> [Data shown]:
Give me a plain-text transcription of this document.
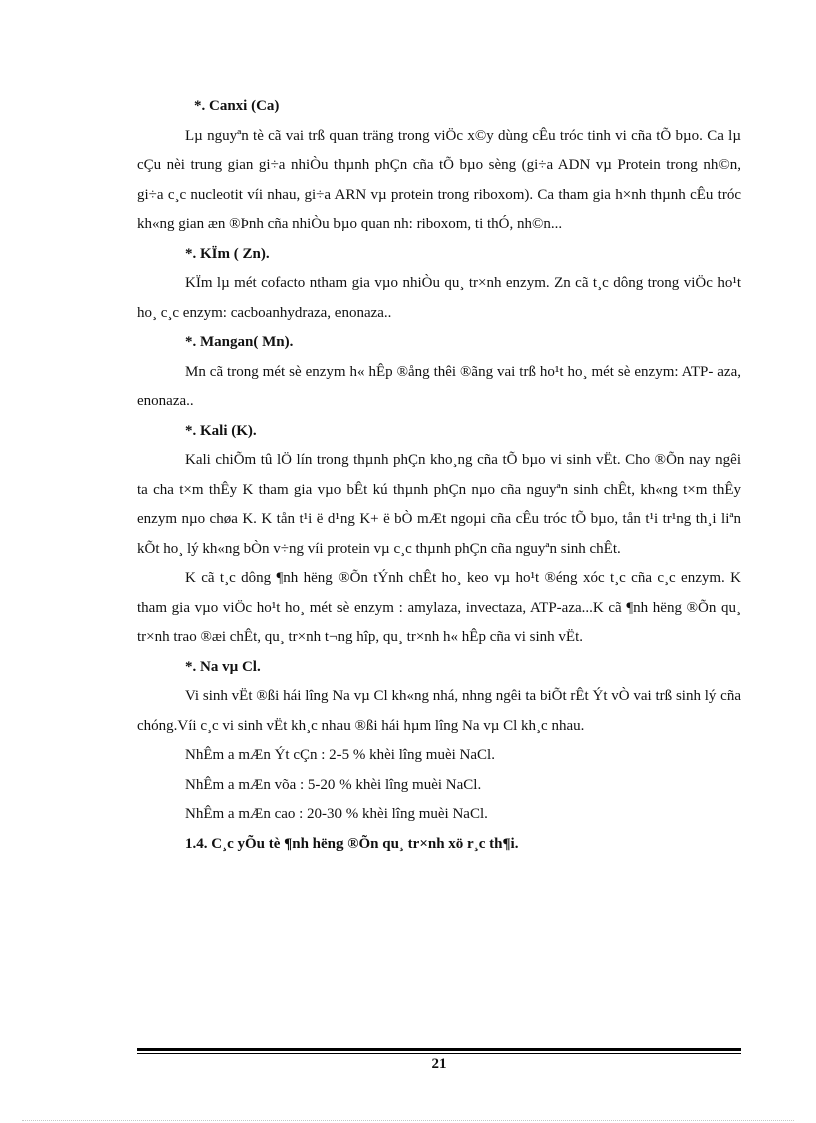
*. Canxi (Ca)

Lµ nguyªn tè cã vai trß quan träng trong viÖc x©y dùng cÊu tróc tinh vi cña tÕ bµo. Ca lµ cÇu nèi trung gian gi÷a nhiÒu thµnh phÇn cña tÕ bµo sèng (gi÷a ADN vµ Protein trong nh©n, gi÷a c¸c nucleotit víi nhau, gi÷a ARN vµ protein trong riboxom). Ca tham gia h×nh thµnh cÊu tróc kh«ng gian æn ®Þnh cña nhiÒu bµo quan nh: riboxom, ti thÓ, nh©n...

*. KÏm ( Zn).

KÏm lµ mét cofacto ntham gia vµo nhiÒu qu¸ tr×nh enzym. Zn cã t¸c dông trong viÖc ho¹t ho¸ c¸c enzym: cacboanhydraza, enonaza..

*. Mangan( Mn).

Mn cã trong mét sè enzym h« hÊp ®ång thêi ®ãng vai trß ho¹t ho¸ mét sè enzym: ATP- aza, enonaza..

*. Kali (K).

Kali chiÕm tû lÖ lín trong thµnh phÇn kho¸ng cña tÕ bµo vi sinh vËt. Cho ®Õn nay ngêi ta cha t×m thÊy K tham gia vµo bÊt kú thµnh phÇn nµo cña nguyªn sinh chÊt, kh«ng t×m thÊy enzym nµo chøa K. K tån t¹i ë d¹ng K+ ë bÒ mÆt ngoµi cña cÊu tróc tÕ bµo, tån t¹i tr¹ng th¸i liªn kÕt ho¸ lý kh«ng bÒn v÷ng víi protein vµ c¸c thµnh phÇn cña nguyªn sinh chÊt.

K cã t¸c dông ¶nh hëng ®Õn tÝnh chÊt ho¸ keo vµ ho¹t ®éng xóc t¸c cña c¸c enzym. K tham gia vµo viÖc ho¹t ho¸ mét sè enzym : amylaza, invectaza, ATP-aza...K cã ¶nh hëng ®Õn qu¸ tr×nh trao ®æi chÊt, qu¸ tr×nh t¬ng hîp, qu¸ tr×nh h« hÊp cña vi sinh vËt.

*. Na vµ Cl.

Vi sinh vËt ®ßi hái lîng Na vµ Cl kh«ng nhá, nhng ngêi ta biÕt rÊt Ýt vÒ vai trß sinh lý cña chóng.Víi c¸c vi sinh vËt kh¸c nhau ®ßi hái hµm lîng Na vµ Cl kh¸c nhau.

NhÊm a mÆn Ýt cÇn : 2-5 % khèi lîng muèi NaCl.
NhÊm a mÆn võa : 5-20 % khèi lîng muèi NaCl.
NhÊm a mÆn cao : 20-30 % khèi lîng muèi NaCl.
1.4. C¸c yÕu tè ¶nh hëng ®Õn qu¸ tr×nh xö r¸c th¶i.
21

> [Task goal]: The output must match the records word for word, except that no pictures appear.

> [Task result]:
Give me a plain-text transcription of this document.
*. Canxi (Ca)

Lµ nguyªn tè cã vai trß quan träng trong viÖc x©y dùng cÊu tróc tinh vi cña tÕ bµo. Ca lµ cÇu nèi trung gian gi÷a nhiÒu thµnh phÇn cña tÕ bµo sèng (gi÷a ADN vµ Protein trong nh©n, gi÷a c¸c nucleotit víi nhau, gi÷a ARN vµ protein trong riboxom). Ca tham gia h×nh thµnh cÊu tróc kh«ng gian æn ®Þnh cña nhiÒu bµo quan nh: riboxom, ti thÓ, nh©n...

*. KÏm ( Zn).

KÏm lµ mét cofacto ntham gia vµo nhiÒu qu¸ tr×nh enzym. Zn cã t¸c dông trong viÖc ho¹t ho¸ c¸c enzym: cacboanhydraza, enonaza..

*. Mangan( Mn).

Mn cã trong mét sè enzym h« hÊp ®ång thêi ®ãng vai trß ho¹t ho¸ mét sè enzym: ATP- aza, enonaza..

*. Kali (K).

Kali chiÕm tû lÖ lín trong thµnh phÇn kho¸ng cña tÕ bµo vi sinh vËt. Cho ®Õn nay ngêi ta cha t×m thÊy K tham gia vµo bÊt kú thµnh phÇn nµo cña nguyªn sinh chÊt, kh«ng t×m thÊy enzym nµo chøa K. K tån t¹i ë d¹ng K+ ë bÒ mÆt ngoµi cña cÊu tróc tÕ bµo, tån t¹i tr¹ng th¸i liªn kÕt ho¸ lý kh«ng bÒn v÷ng víi protein vµ c¸c thµnh phÇn cña nguyªn sinh chÊt.

K cã t¸c dông ¶nh hëng ®Õn tÝnh chÊt ho¸ keo vµ ho¹t ®éng xóc t¸c cña c¸c enzym. K tham gia vµo viÖc ho¹t ho¸ mét sè enzym : amylaza, invectaza, ATP-aza...K cã ¶nh hëng ®Õn qu¸ tr×nh trao ®æi chÊt, qu¸ tr×nh t¬ng hîp, qu¸ tr×nh h« hÊp cña vi sinh vËt.

*. Na vµ Cl.

Vi sinh vËt ®ßi hái lîng Na vµ Cl kh«ng nhá, nhng ngêi ta biÕt rÊt Ýt vÒ vai trß sinh lý cña chóng.Víi c¸c vi sinh vËt kh¸c nhau ®ßi hái hµm lîng Na vµ Cl kh¸c nhau.

NhÊm a mÆn Ýt cÇn : 2-5 % khèi lîng muèi NaCl.
NhÊm a mÆn võa : 5-20 % khèi lîng muèi NaCl.
NhÊm a mÆn cao : 20-30 % khèi lîng muèi NaCl.
1.4. C¸c yÕu tè ¶nh hëng ®Õn qu¸ tr×nh xö r¸c th¶i.
21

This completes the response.